## What the exercise asks
Identify each line below containing the string "idler" and copy it.

--*--

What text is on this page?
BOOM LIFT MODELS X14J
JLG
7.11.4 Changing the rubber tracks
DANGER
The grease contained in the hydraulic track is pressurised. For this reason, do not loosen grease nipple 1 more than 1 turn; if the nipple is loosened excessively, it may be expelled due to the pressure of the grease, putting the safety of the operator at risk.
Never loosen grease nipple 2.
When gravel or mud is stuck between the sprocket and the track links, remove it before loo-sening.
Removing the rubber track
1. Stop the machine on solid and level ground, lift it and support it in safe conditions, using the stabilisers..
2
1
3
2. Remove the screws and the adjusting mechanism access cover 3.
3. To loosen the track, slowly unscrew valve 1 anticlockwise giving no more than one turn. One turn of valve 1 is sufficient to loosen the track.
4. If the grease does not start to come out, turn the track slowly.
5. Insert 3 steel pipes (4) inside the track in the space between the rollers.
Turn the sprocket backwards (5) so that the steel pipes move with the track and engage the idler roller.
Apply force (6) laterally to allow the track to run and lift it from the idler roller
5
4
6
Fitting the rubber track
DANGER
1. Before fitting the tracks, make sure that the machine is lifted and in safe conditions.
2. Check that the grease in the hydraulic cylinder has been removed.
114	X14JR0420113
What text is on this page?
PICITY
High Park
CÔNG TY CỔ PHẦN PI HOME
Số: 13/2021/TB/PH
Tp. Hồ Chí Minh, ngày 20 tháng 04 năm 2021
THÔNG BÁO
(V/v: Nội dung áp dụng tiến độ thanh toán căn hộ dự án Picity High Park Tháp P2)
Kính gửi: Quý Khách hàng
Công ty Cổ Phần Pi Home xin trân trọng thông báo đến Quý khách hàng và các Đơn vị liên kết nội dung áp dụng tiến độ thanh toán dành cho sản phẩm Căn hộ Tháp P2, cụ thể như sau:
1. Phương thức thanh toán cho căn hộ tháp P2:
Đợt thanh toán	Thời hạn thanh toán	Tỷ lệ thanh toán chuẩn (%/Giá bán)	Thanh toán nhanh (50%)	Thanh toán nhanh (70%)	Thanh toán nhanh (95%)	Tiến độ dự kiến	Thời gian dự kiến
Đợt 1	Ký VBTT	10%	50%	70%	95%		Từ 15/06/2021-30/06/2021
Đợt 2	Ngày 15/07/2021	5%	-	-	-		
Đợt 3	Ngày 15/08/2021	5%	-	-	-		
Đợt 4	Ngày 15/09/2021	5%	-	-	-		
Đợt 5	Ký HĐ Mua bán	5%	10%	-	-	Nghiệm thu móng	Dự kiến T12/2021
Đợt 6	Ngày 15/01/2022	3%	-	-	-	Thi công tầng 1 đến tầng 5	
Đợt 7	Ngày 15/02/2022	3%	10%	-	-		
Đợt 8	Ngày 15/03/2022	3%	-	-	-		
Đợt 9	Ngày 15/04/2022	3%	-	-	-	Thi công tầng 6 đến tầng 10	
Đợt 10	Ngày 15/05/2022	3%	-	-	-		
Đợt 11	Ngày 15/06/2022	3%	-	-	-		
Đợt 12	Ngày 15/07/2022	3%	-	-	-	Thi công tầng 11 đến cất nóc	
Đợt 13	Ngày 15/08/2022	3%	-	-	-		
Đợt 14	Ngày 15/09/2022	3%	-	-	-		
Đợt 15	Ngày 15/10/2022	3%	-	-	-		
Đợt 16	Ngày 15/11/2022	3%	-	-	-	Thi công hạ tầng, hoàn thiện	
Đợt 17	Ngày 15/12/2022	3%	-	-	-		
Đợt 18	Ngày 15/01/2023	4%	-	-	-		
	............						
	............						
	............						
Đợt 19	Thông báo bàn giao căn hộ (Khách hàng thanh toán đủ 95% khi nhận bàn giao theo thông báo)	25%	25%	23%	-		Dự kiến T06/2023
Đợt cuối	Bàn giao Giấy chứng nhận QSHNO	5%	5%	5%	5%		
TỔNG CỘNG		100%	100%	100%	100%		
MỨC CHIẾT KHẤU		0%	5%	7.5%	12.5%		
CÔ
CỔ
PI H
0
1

--*--

## Worked answer
Turn the sprocket backwards (5) so that the steel pipes move with the track and engage the idler roller.
Apply force (6) laterally to allow the track to run and lift it from the idler roller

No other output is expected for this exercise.